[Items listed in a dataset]
<<<<
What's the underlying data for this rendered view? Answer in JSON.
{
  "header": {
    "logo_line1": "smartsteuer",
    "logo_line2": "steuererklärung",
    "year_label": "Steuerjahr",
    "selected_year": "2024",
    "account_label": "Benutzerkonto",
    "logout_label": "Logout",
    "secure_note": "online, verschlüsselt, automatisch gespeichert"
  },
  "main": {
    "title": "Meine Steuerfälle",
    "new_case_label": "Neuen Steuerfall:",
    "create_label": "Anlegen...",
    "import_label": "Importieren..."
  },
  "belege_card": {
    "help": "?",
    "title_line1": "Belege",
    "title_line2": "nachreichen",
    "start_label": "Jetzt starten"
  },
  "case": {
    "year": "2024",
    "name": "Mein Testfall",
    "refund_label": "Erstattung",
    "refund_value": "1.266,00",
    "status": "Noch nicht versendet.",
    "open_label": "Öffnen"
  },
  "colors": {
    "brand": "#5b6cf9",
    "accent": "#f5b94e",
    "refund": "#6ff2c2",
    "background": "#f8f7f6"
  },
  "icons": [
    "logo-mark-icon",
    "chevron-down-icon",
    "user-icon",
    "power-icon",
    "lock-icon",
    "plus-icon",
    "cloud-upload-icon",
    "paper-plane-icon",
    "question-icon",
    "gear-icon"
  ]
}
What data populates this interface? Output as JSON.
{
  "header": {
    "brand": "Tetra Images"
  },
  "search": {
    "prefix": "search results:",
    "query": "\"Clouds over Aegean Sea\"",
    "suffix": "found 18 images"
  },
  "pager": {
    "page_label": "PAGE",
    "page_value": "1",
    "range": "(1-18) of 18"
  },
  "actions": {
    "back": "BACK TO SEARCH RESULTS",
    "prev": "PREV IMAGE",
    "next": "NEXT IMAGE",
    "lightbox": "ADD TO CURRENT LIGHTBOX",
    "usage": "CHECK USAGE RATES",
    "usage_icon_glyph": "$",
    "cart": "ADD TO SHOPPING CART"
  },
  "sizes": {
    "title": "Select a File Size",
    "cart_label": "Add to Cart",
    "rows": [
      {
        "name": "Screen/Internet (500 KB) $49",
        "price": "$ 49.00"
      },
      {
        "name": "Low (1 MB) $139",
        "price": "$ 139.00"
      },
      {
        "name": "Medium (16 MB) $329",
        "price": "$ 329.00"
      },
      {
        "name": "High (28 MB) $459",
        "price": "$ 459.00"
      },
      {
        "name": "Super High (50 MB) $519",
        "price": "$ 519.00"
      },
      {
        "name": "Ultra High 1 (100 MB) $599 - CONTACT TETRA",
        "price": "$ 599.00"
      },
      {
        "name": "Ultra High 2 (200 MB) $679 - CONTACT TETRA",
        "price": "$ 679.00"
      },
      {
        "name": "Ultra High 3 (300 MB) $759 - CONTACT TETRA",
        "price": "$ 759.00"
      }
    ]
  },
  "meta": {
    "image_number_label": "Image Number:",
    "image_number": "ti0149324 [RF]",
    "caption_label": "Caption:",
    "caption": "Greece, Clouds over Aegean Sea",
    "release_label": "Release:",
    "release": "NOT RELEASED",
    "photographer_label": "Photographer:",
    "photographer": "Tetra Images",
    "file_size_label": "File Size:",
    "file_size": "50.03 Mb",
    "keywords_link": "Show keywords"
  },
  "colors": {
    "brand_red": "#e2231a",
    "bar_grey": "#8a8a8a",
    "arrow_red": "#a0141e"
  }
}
>>>>
> To do
Give a word-for-word copy of the records.

> Result of this exercise
What's the underlying data for this rendered view? Answer in JSON.
{
  "header": {
    "logo_line1": "smartsteuer",
    "logo_line2": "steuererklärung",
    "year_label": "Steuerjahr",
    "selected_year": "2024",
    "account_label": "Benutzerkonto",
    "logout_label": "Logout",
    "secure_note": "online, verschlüsselt, automatisch gespeichert"
  },
  "main": {
    "title": "Meine Steuerfälle",
    "new_case_label": "Neuen Steuerfall:",
    "create_label": "Anlegen...",
    "import_label": "Importieren..."
  },
  "belege_card": {
    "help": "?",
    "title_line1": "Belege",
    "title_line2": "nachreichen",
    "start_label": "Jetzt starten"
  },
  "case": {
    "year": "2024",
    "name": "Mein Testfall",
    "refund_label": "Erstattung",
    "refund_value": "1.266,00",
    "status": "Noch nicht versendet.",
    "open_label": "Öffnen"
  },
  "colors": {
    "brand": "#5b6cf9",
    "accent": "#f5b94e",
    "refund": "#6ff2c2",
    "background": "#f8f7f6"
  },
  "icons": [
    "logo-mark-icon",
    "chevron-down-icon",
    "user-icon",
    "power-icon",
    "lock-icon",
    "plus-icon",
    "cloud-upload-icon",
    "paper-plane-icon",
    "question-icon",
    "gear-icon"
  ]
}
What data populates this interface? Output as JSON.
{
  "header": {
    "brand": "Tetra Images"
  },
  "search": {
    "prefix": "search results:",
    "query": "\"Clouds over Aegean Sea\"",
    "suffix": "found 18 images"
  },
  "pager": {
    "page_label": "PAGE",
    "page_value": "1",
    "range": "(1-18) of 18"
  },
  "actions": {
    "back": "BACK TO SEARCH RESULTS",
    "prev": "PREV IMAGE",
    "next": "NEXT IMAGE",
    "lightbox": "ADD TO CURRENT LIGHTBOX",
    "usage": "CHECK USAGE RATES",
    "usage_icon_glyph": "$",
    "cart": "ADD TO SHOPPING CART"
  },
  "sizes": {
    "title": "Select a File Size",
    "cart_label": "Add to Cart",
    "rows": [
      {
        "name": "Screen/Internet (500 KB) $49",
        "price": "$ 49.00"
      },
      {
        "name": "Low (1 MB) $139",
        "price": "$ 139.00"
      },
      {
        "name": "Medium (16 MB) $329",
        "price": "$ 329.00"
      },
      {
        "name": "High (28 MB) $459",
        "price": "$ 459.00"
      },
      {
        "name": "Super High (50 MB) $519",
        "price": "$ 519.00"
      },
      {
        "name": "Ultra High 1 (100 MB) $599 - CONTACT TETRA",
        "price": "$ 599.00"
      },
      {
        "name": "Ultra High 2 (200 MB) $679 - CONTACT TETRA",
        "price": "$ 679.00"
      },
      {
        "name": "Ultra High 3 (300 MB) $759 - CONTACT TETRA",
        "price": "$ 759.00"
      }
    ]
  },
  "meta": {
    "image_number_label": "Image Number:",
    "image_number": "ti0149324 [RF]",
    "caption_label": "Caption:",
    "caption": "Greece, Clouds over Aegean Sea",
    "release_label": "Release:",
    "release": "NOT RELEASED",
    "photographer_label": "Photographer:",
    "photographer": "Tetra Images",
    "file_size_label": "File Size:",
    "file_size": "50.03 Mb",
    "keywords_link": "Show keywords"
  },
  "colors": {
    "brand_red": "#e2231a",
    "bar_grey": "#8a8a8a",
    "arrow_red": "#a0141e"
  }
}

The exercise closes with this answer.